Aim.
Which lines contain the string "ikke"? Please list every one of them.

Dataset records.
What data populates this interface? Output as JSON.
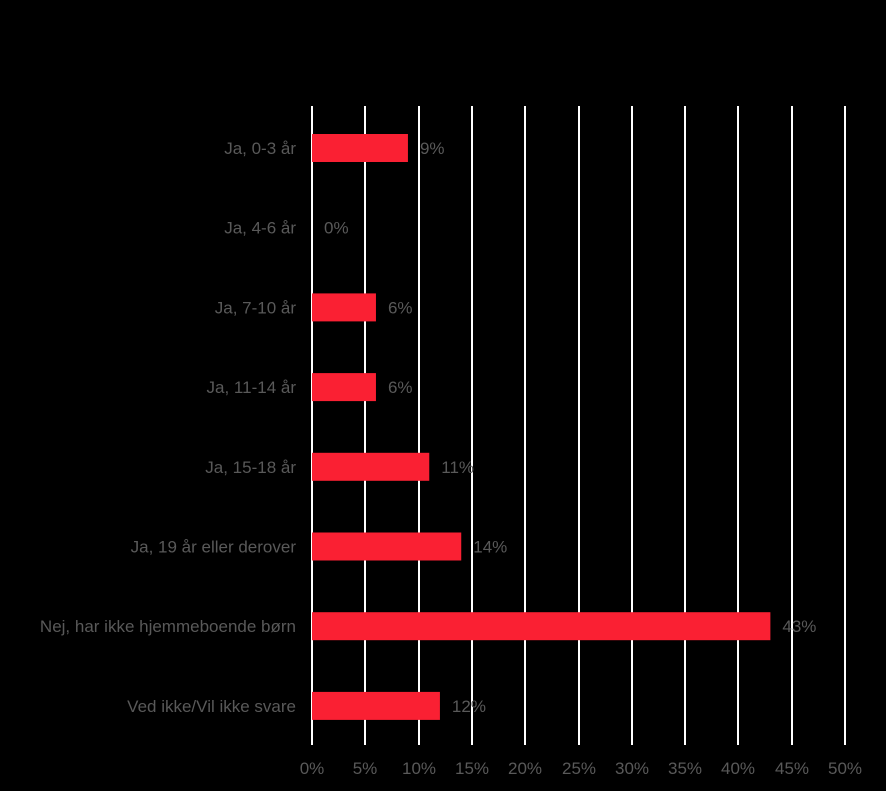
{
  "chart_data": {
    "type": "bar",
    "orientation": "horizontal",
    "categories": [
      "Ja, 0-3 år",
      "Ja, 4-6 år",
      "Ja, 7-10 år",
      "Ja, 11-14 år",
      "Ja, 15-18 år",
      "Ja, 19 år eller derover",
      "Nej, har ikke hjemmeboende børn",
      "Ved ikke/Vil ikke svare"
    ],
    "values": [
      9,
      0,
      6,
      6,
      11,
      14,
      43,
      12
    ],
    "value_labels": [
      "9%",
      "0%",
      "6%",
      "6%",
      "11%",
      "14%",
      "43%",
      "12%"
    ],
    "xlim": [
      0,
      50
    ],
    "x_ticks": [
      0,
      5,
      10,
      15,
      20,
      25,
      30,
      35,
      40,
      45,
      50
    ],
    "x_tick_labels": [
      "0%",
      "5%",
      "10%",
      "15%",
      "20%",
      "25%",
      "30%",
      "35%",
      "40%",
      "45%",
      "50%"
    ],
    "title": "",
    "xlabel": "",
    "ylabel": "",
    "grid": "vertical",
    "legend": "none",
    "colors": {
      "bar": "#fa2033",
      "background": "#000000",
      "grid": "#ffffff",
      "text": "#595959"
    }
  }
}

Written answer.
      "Nej, har ikke hjemmeboende børn",
      "Ved ikke/Vil ikke svare"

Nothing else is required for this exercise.